━━━━━ DATASET CONTENT

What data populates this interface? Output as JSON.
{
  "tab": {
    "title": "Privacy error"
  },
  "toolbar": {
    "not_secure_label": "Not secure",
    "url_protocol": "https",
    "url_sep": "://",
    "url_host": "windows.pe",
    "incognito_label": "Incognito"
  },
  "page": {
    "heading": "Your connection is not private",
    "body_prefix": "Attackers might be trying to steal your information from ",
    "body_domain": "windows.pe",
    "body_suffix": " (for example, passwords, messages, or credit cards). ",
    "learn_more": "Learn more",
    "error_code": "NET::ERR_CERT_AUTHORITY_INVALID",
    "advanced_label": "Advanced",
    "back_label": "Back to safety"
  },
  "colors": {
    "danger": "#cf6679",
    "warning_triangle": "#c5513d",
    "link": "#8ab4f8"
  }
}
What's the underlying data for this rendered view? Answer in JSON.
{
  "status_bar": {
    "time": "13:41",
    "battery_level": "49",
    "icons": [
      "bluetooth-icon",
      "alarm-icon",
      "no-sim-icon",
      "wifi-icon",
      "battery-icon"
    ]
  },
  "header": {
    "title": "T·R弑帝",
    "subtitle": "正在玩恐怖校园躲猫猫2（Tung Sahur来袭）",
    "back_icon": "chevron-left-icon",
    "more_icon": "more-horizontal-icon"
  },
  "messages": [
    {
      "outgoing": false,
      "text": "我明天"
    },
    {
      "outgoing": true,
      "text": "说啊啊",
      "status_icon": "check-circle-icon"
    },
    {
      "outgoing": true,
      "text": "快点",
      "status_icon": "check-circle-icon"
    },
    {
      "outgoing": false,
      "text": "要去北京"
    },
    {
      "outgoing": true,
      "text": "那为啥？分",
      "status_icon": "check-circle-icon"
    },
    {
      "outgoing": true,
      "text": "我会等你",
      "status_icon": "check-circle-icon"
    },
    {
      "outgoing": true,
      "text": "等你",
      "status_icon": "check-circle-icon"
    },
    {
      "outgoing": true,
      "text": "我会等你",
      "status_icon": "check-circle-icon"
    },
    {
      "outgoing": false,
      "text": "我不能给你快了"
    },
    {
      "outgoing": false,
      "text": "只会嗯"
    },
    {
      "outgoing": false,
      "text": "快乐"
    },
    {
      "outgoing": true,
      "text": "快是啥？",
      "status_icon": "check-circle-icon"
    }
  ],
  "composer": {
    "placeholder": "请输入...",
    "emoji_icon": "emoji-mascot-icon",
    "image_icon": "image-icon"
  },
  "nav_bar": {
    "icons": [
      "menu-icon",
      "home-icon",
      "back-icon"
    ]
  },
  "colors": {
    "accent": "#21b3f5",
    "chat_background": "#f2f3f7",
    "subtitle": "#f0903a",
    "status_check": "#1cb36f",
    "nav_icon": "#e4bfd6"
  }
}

━━━━━━━━━━

#### THE REQUEST
Reproduce all data above, unchanged.

#### TASK RESULT
What data populates this interface? Output as JSON.
{
  "tab": {
    "title": "Privacy error"
  },
  "toolbar": {
    "not_secure_label": "Not secure",
    "url_protocol": "https",
    "url_sep": "://",
    "url_host": "windows.pe",
    "incognito_label": "Incognito"
  },
  "page": {
    "heading": "Your connection is not private",
    "body_prefix": "Attackers might be trying to steal your information from ",
    "body_domain": "windows.pe",
    "body_suffix": " (for example, passwords, messages, or credit cards). ",
    "learn_more": "Learn more",
    "error_code": "NET::ERR_CERT_AUTHORITY_INVALID",
    "advanced_label": "Advanced",
    "back_label": "Back to safety"
  },
  "colors": {
    "danger": "#cf6679",
    "warning_triangle": "#c5513d",
    "link": "#8ab4f8"
  }
}
What's the underlying data for this rendered view? Answer in JSON.
{
  "status_bar": {
    "time": "13:41",
    "battery_level": "49",
    "icons": [
      "bluetooth-icon",
      "alarm-icon",
      "no-sim-icon",
      "wifi-icon",
      "battery-icon"
    ]
  },
  "header": {
    "title": "T·R弑帝",
    "subtitle": "正在玩恐怖校园躲猫猫2（Tung Sahur来袭）",
    "back_icon": "chevron-left-icon",
    "more_icon": "more-horizontal-icon"
  },
  "messages": [
    {
      "outgoing": false,
      "text": "我明天"
    },
    {
      "outgoing": true,
      "text": "说啊啊",
      "status_icon": "check-circle-icon"
    },
    {
      "outgoing": true,
      "text": "快点",
      "status_icon": "check-circle-icon"
    },
    {
      "outgoing": false,
      "text": "要去北京"
    },
    {
      "outgoing": true,
      "text": "那为啥？分",
      "status_icon": "check-circle-icon"
    },
    {
      "outgoing": true,
      "text": "我会等你",
      "status_icon": "check-circle-icon"
    },
    {
      "outgoing": true,
      "text": "等你",
      "status_icon": "check-circle-icon"
    },
    {
      "outgoing": true,
      "text": "我会等你",
      "status_icon": "check-circle-icon"
    },
    {
      "outgoing": false,
      "text": "我不能给你快了"
    },
    {
      "outgoing": false,
      "text": "只会嗯"
    },
    {
      "outgoing": false,
      "text": "快乐"
    },
    {
      "outgoing": true,
      "text": "快是啥？",
      "status_icon": "check-circle-icon"
    }
  ],
  "composer": {
    "placeholder": "请输入...",
    "emoji_icon": "emoji-mascot-icon",
    "image_icon": "image-icon"
  },
  "nav_bar": {
    "icons": [
      "menu-icon",
      "home-icon",
      "back-icon"
    ]
  },
  "colors": {
    "accent": "#21b3f5",
    "chat_background": "#f2f3f7",
    "subtitle": "#f0903a",
    "status_check": "#1cb36f",
    "nav_icon": "#e4bfd6"
  }
}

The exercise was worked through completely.